* Start *

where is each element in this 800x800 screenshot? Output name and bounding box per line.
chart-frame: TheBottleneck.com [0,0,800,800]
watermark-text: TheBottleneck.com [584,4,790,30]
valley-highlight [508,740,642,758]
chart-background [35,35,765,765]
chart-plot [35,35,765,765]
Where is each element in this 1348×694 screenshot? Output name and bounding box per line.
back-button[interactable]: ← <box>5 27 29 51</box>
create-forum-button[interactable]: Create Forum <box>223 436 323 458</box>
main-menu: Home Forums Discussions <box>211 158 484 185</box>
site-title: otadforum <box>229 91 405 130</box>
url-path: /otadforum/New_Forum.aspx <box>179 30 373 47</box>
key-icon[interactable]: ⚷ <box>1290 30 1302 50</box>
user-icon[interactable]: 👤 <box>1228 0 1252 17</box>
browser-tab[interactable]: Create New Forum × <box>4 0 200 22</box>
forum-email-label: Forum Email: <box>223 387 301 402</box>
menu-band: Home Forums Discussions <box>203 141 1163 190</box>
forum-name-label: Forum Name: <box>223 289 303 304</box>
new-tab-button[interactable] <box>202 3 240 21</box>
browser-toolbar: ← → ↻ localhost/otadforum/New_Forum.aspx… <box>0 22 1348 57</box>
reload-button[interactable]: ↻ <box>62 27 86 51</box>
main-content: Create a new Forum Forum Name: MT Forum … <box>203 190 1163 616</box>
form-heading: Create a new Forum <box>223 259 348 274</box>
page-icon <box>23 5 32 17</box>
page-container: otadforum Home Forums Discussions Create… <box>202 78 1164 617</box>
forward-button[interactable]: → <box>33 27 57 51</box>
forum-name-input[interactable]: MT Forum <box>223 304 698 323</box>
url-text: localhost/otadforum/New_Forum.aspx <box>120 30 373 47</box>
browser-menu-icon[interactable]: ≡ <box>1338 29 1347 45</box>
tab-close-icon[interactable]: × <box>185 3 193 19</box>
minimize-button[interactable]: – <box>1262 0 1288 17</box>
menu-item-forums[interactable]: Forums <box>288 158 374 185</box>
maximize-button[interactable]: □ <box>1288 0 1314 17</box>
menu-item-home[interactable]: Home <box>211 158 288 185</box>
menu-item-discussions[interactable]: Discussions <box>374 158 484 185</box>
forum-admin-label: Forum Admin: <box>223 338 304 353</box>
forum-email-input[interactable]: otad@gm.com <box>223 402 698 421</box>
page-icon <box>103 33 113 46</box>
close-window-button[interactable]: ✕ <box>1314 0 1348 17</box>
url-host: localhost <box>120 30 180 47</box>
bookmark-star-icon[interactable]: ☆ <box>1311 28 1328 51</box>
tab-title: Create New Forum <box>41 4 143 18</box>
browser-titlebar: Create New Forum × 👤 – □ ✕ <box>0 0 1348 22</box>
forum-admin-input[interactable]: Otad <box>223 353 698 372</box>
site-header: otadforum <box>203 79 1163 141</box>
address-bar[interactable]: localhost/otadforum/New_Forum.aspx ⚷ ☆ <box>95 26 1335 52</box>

* End *

* GIVEN INSTRUCTION: Reproduce the entries above, everything from the very first line down to the line that contains "create-forum-button[interactable]: Create Forum", with both ends included.

* EXERCISE SOLUTION:
where is each element in this 800x800 screenshot? Output name and bounding box per line.
chart-frame: TheBottleneck.com [0,0,800,800]
watermark-text: TheBottleneck.com [584,4,790,30]
valley-highlight [508,740,642,758]
chart-background [35,35,765,765]
chart-plot [35,35,765,765]
Where is each element in this 1348×694 screenshot? Output name and bounding box per line.
back-button[interactable]: ← <box>5 27 29 51</box>
create-forum-button[interactable]: Create Forum <box>223 436 323 458</box>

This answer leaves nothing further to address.